### Material shown
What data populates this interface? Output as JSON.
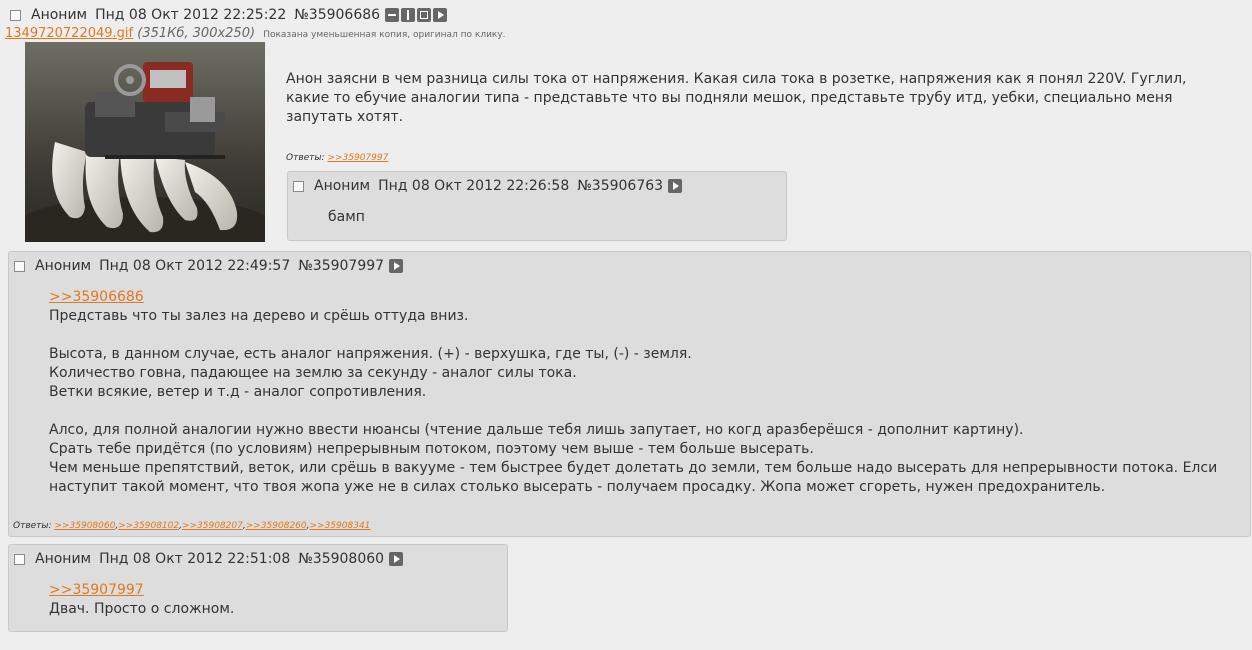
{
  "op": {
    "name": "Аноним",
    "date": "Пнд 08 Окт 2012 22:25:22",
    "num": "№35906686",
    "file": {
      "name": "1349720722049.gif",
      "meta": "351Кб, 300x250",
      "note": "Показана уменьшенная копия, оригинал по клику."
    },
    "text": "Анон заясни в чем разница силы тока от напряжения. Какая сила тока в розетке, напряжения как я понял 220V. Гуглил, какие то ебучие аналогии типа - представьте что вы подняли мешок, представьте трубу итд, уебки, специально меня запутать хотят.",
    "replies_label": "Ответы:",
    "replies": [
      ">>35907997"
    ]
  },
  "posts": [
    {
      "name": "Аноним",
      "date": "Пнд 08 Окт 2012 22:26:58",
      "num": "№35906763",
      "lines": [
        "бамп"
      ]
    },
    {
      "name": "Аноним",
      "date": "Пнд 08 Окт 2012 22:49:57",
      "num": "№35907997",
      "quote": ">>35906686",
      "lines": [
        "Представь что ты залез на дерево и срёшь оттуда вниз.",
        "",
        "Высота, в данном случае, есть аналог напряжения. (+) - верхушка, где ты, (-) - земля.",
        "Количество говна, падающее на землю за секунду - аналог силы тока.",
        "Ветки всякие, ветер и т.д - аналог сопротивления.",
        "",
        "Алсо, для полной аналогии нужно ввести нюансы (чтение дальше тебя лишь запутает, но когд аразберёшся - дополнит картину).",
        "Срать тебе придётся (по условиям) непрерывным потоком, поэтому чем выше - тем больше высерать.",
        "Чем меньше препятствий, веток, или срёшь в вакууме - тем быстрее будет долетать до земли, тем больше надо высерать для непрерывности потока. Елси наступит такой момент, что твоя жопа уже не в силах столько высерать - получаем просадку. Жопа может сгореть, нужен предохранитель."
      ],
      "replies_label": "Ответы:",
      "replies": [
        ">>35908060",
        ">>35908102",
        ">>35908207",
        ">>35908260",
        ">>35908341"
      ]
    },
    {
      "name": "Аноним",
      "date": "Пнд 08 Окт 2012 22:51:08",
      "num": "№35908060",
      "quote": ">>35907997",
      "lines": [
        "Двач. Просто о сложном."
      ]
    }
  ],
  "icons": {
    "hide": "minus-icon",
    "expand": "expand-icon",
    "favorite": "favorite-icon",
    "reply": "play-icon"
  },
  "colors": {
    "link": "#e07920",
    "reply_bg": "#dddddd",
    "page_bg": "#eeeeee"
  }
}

### Problem details
Output every entry exactly as given; pictures are not part of the copy.

### Task solution
What data populates this interface? Output as JSON.
{
  "op": {
    "name": "Аноним",
    "date": "Пнд 08 Окт 2012 22:25:22",
    "num": "№35906686",
    "file": {
      "name": "1349720722049.gif",
      "meta": "351Кб, 300x250",
      "note": "Показана уменьшенная копия, оригинал по клику."
    },
    "text": "Анон заясни в чем разница силы тока от напряжения. Какая сила тока в розетке, напряжения как я понял 220V. Гуглил, какие то ебучие аналогии типа - представьте что вы подняли мешок, представьте трубу итд, уебки, специально меня запутать хотят.",
    "replies_label": "Ответы:",
    "replies": [
      ">>35907997"
    ]
  },
  "posts": [
    {
      "name": "Аноним",
      "date": "Пнд 08 Окт 2012 22:26:58",
      "num": "№35906763",
      "lines": [
        "бамп"
      ]
    },
    {
      "name": "Аноним",
      "date": "Пнд 08 Окт 2012 22:49:57",
      "num": "№35907997",
      "quote": ">>35906686",
      "lines": [
        "Представь что ты залез на дерево и срёшь оттуда вниз.",
        "",
        "Высота, в данном случае, есть аналог напряжения. (+) - верхушка, где ты, (-) - земля.",
        "Количество говна, падающее на землю за секунду - аналог силы тока.",
        "Ветки всякие, ветер и т.д - аналог сопротивления.",
        "",
        "Алсо, для полной аналогии нужно ввести нюансы (чтение дальше тебя лишь запутает, но когд аразберёшся - дополнит картину).",
        "Срать тебе придётся (по условиям) непрерывным потоком, поэтому чем выше - тем больше высерать.",
        "Чем меньше препятствий, веток, или срёшь в вакууме - тем быстрее будет долетать до земли, тем больше надо высерать для непрерывности потока. Елси наступит такой момент, что твоя жопа уже не в силах столько высерать - получаем просадку. Жопа может сгореть, нужен предохранитель."
      ],
      "replies_label": "Ответы:",
      "replies": [
        ">>35908060",
        ">>35908102",
        ">>35908207",
        ">>35908260",
        ">>35908341"
      ]
    },
    {
      "name": "Аноним",
      "date": "Пнд 08 Окт 2012 22:51:08",
      "num": "№35908060",
      "quote": ">>35907997",
      "lines": [
        "Двач. Просто о сложном."
      ]
    }
  ],
  "icons": {
    "hide": "minus-icon",
    "expand": "expand-icon",
    "favorite": "favorite-icon",
    "reply": "play-icon"
  },
  "colors": {
    "link": "#e07920",
    "reply_bg": "#dddddd",
    "page_bg": "#eeeeee"
  }
}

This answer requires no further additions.